» Supplied records

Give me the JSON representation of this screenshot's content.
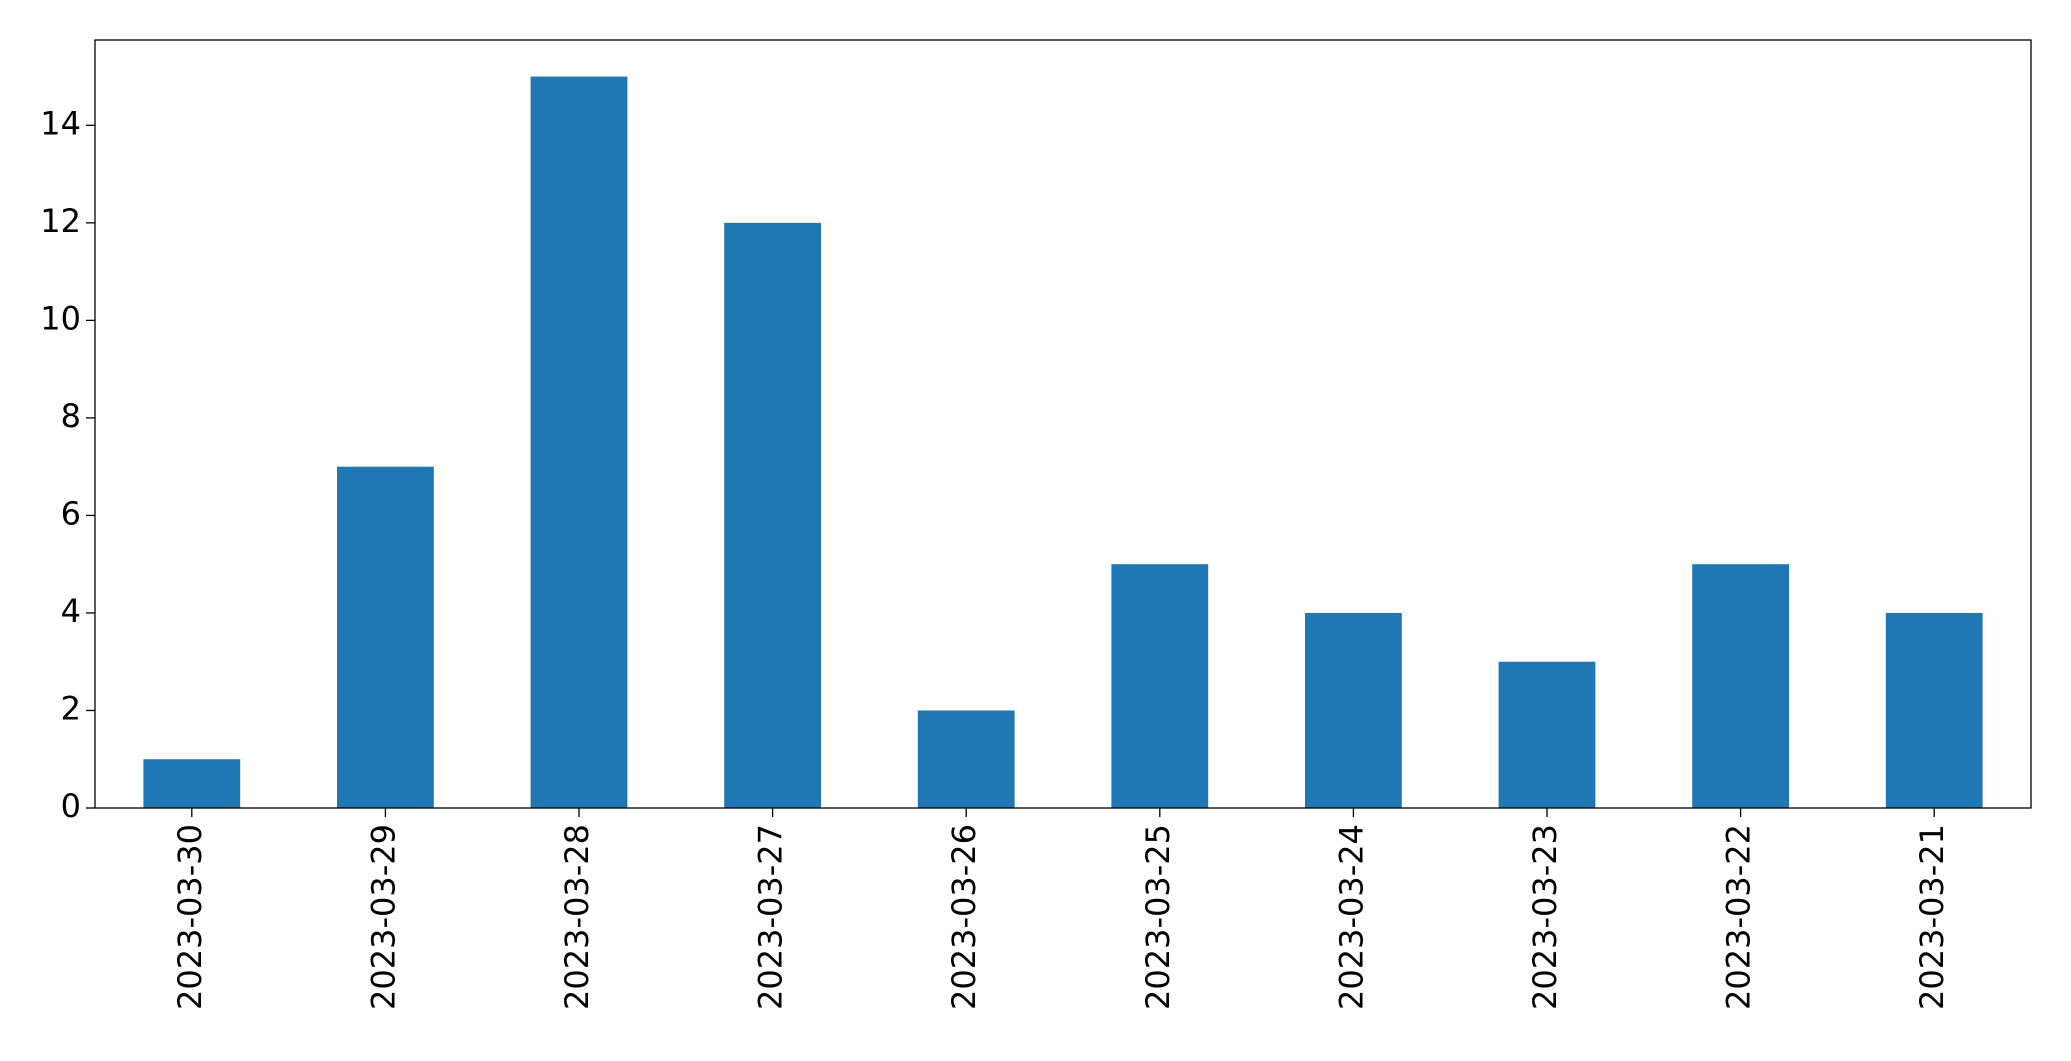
{
  "chart_data": {
    "type": "bar",
    "categories": [
      "2023-03-30",
      "2023-03-29",
      "2023-03-28",
      "2023-03-27",
      "2023-03-26",
      "2023-03-25",
      "2023-03-24",
      "2023-03-23",
      "2023-03-22",
      "2023-03-21"
    ],
    "values": [
      1,
      7,
      15,
      12,
      2,
      5,
      4,
      3,
      5,
      4
    ],
    "color": "#1f77b4",
    "ylim": [
      0,
      15.75
    ],
    "yticks": [
      0,
      2,
      4,
      6,
      8,
      10,
      12,
      14
    ],
    "grid": false
  }
}
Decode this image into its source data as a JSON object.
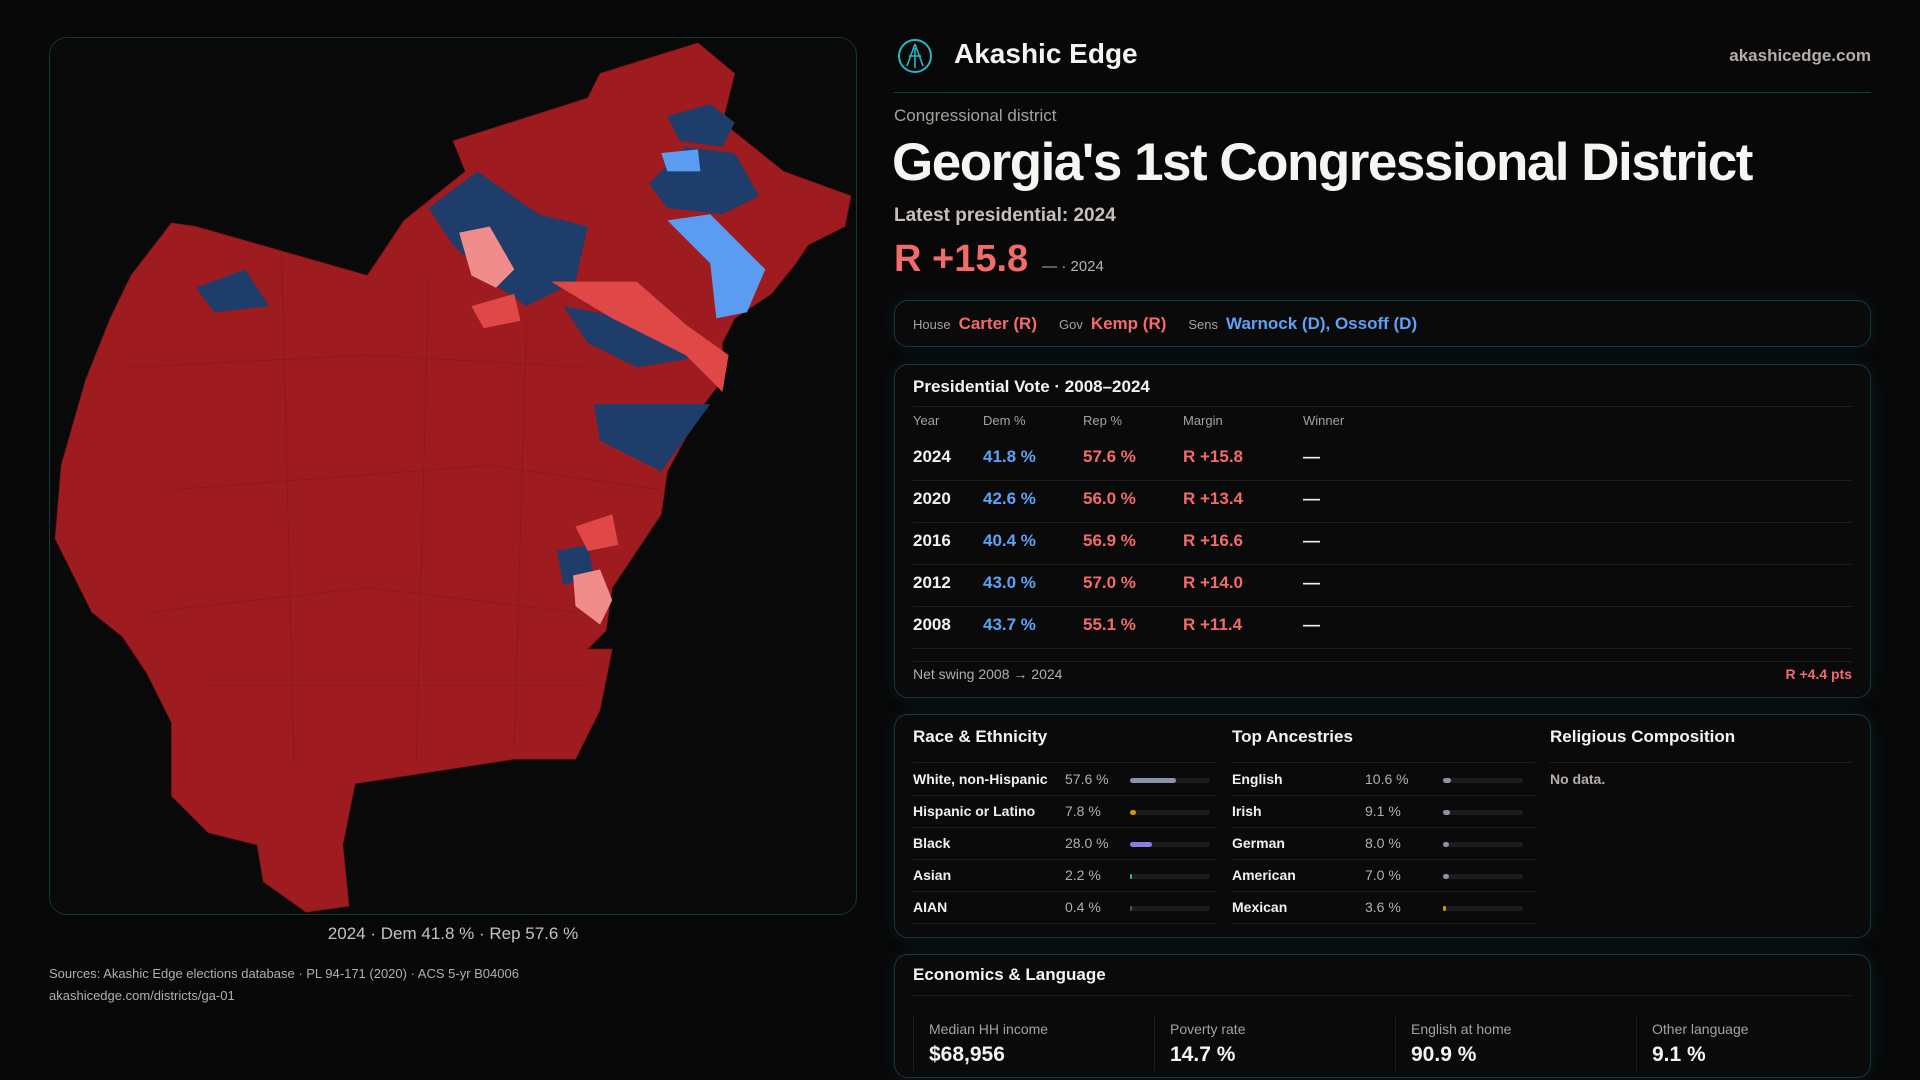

» Exercise aim
Repeat every record above exactly, but leave out any pictures.

» Completed exercise
Give me the JSON representation of this screenshot's content.
{
  "chart_data": {
    "type": "bar",
    "categories": [
      "2023-03-30",
      "2023-03-29",
      "2023-03-28",
      "2023-03-27",
      "2023-03-26",
      "2023-03-25",
      "2023-03-24",
      "2023-03-23",
      "2023-03-22",
      "2023-03-21"
    ],
    "values": [
      1,
      7,
      15,
      12,
      2,
      5,
      4,
      3,
      5,
      4
    ],
    "color": "#1f77b4",
    "ylim": [
      0,
      15.75
    ],
    "yticks": [
      0,
      2,
      4,
      6,
      8,
      10,
      12,
      14
    ],
    "grid": false
  }
}
Decode this image into its source data as a JSON object.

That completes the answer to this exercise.